[Source records]
——————
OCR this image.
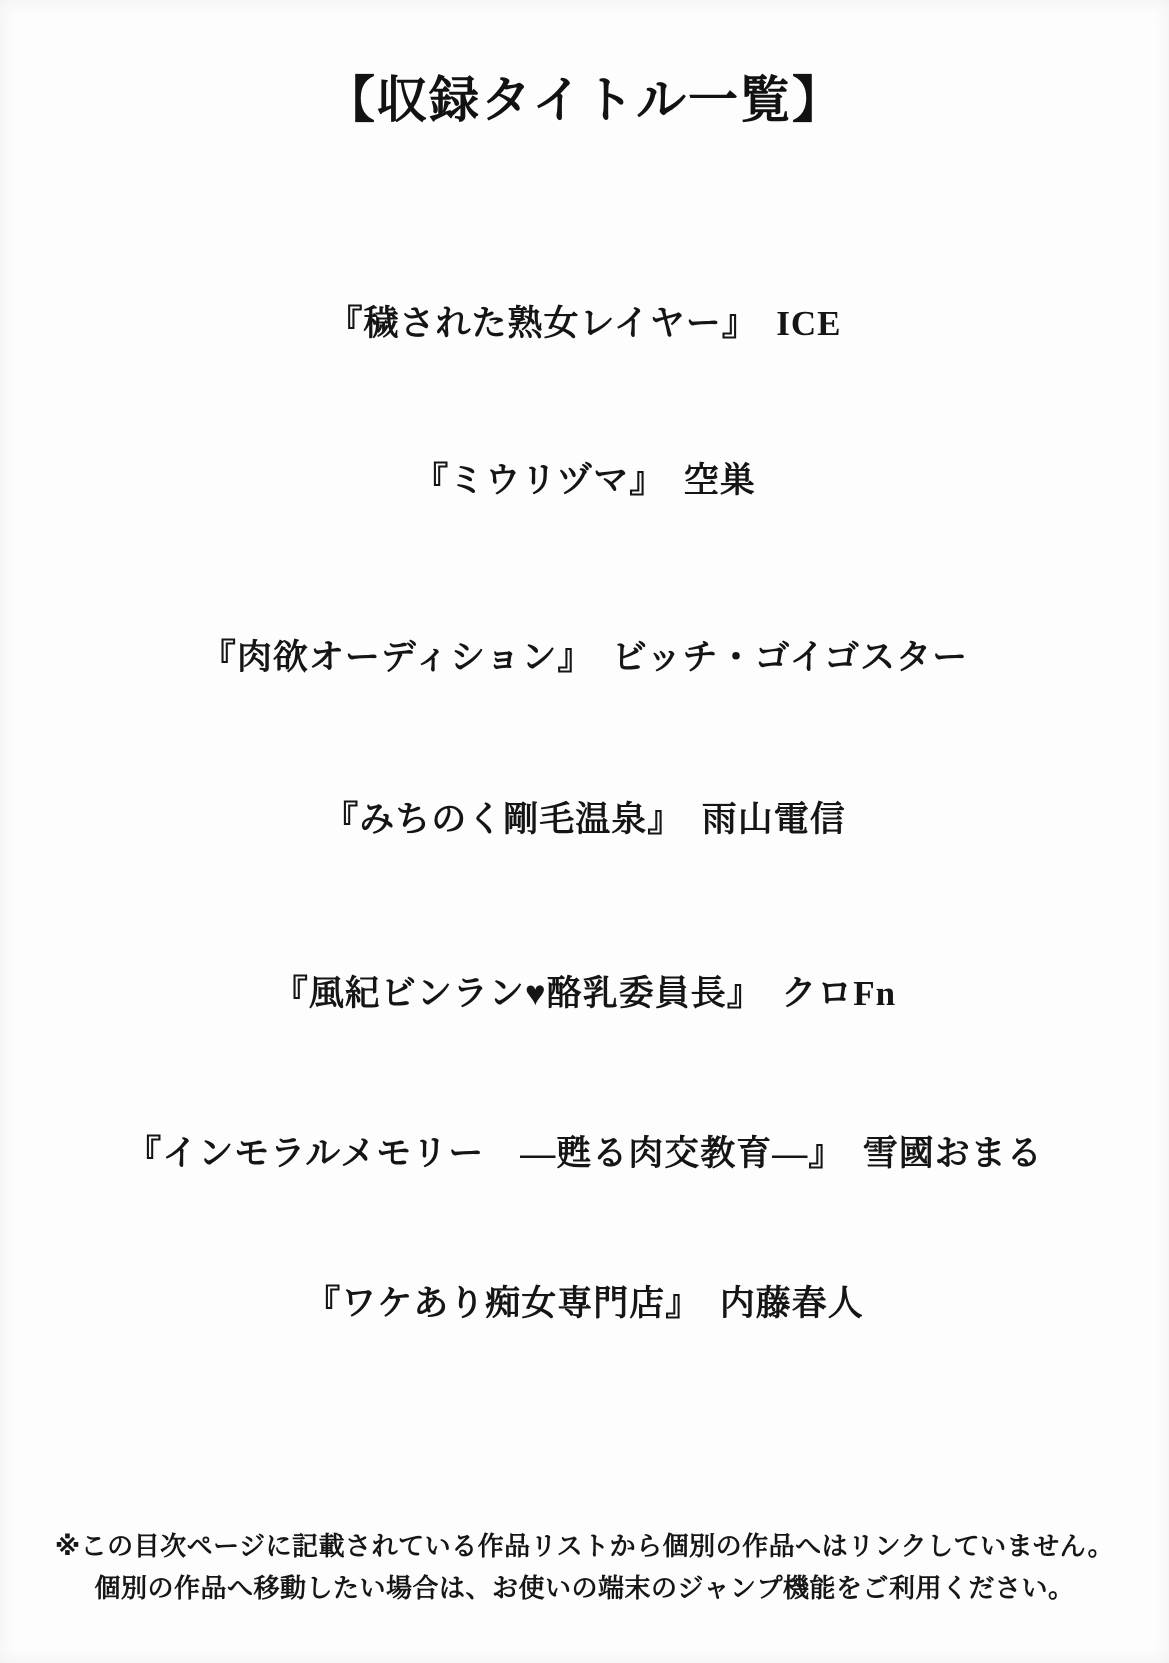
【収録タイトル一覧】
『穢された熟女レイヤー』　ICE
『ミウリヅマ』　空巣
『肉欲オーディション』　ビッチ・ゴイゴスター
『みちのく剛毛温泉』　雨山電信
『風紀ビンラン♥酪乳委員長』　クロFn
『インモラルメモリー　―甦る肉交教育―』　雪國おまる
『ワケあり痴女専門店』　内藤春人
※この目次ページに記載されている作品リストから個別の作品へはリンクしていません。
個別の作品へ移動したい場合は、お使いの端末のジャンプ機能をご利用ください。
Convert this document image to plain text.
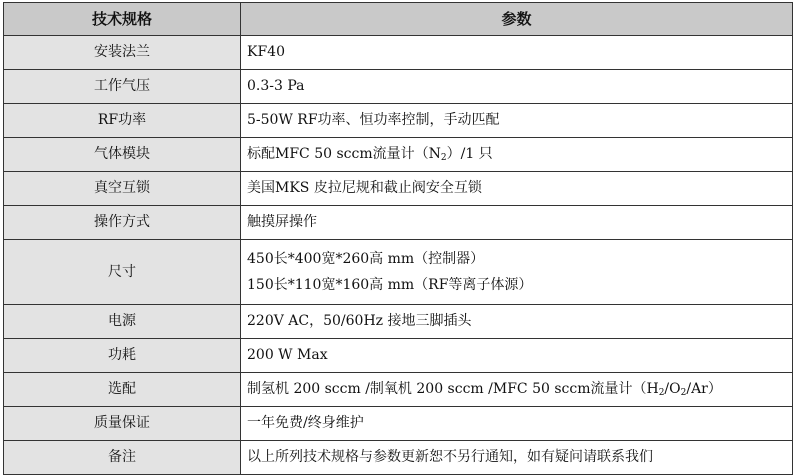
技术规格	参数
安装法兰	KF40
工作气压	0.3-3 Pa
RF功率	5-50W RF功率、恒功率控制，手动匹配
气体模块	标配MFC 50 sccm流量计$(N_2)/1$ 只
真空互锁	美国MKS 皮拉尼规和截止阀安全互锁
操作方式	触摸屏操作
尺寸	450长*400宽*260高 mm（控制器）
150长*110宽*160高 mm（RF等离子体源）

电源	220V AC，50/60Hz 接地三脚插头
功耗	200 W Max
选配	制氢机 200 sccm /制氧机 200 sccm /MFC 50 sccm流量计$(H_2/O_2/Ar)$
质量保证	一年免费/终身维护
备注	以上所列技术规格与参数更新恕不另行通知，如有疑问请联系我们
——————
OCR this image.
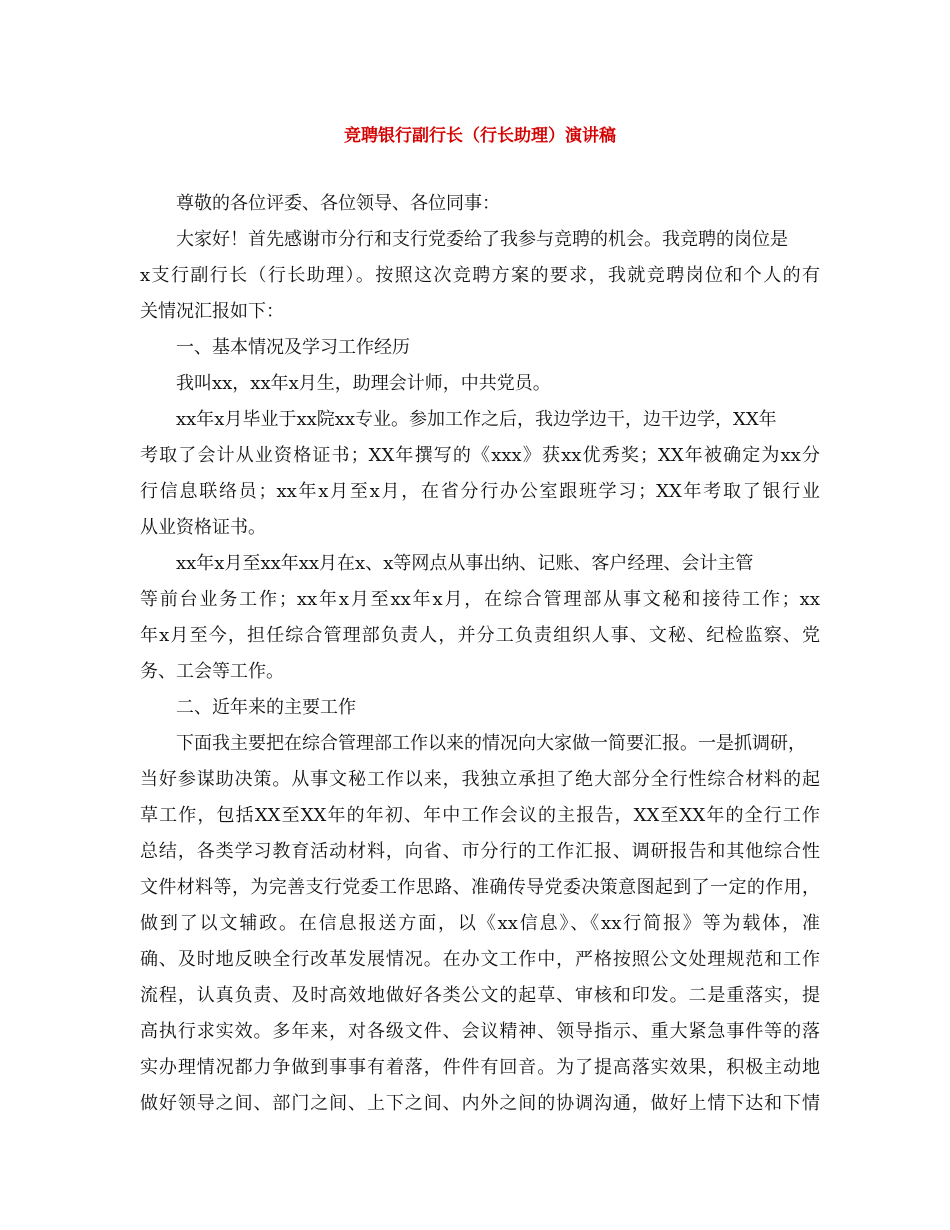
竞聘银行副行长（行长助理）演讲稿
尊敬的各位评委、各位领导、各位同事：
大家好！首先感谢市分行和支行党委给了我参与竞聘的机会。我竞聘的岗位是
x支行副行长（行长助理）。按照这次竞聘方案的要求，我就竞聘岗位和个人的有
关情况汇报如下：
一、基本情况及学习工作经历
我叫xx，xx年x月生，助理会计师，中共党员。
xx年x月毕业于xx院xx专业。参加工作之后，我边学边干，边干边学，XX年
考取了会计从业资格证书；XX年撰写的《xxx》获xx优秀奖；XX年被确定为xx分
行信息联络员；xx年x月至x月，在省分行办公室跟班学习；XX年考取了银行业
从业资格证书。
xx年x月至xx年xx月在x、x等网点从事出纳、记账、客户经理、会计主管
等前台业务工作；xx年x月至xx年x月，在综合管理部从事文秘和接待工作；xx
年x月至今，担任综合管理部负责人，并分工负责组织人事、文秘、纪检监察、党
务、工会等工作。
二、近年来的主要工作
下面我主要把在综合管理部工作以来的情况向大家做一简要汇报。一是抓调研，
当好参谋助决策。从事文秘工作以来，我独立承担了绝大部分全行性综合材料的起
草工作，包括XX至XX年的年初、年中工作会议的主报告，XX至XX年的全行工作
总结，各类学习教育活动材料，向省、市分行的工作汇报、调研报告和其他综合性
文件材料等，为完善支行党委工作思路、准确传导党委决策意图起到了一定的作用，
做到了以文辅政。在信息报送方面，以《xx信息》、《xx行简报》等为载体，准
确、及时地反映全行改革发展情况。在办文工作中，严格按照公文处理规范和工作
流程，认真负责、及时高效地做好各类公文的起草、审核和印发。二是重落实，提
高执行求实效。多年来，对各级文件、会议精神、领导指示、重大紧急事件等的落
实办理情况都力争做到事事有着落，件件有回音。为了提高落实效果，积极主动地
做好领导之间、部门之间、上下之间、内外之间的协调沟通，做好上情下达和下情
——————
### The request
Each line that contains the string "sccm流量计" counts once; report how many such lines the entries have, giving only the number.

### Solution to this problem
2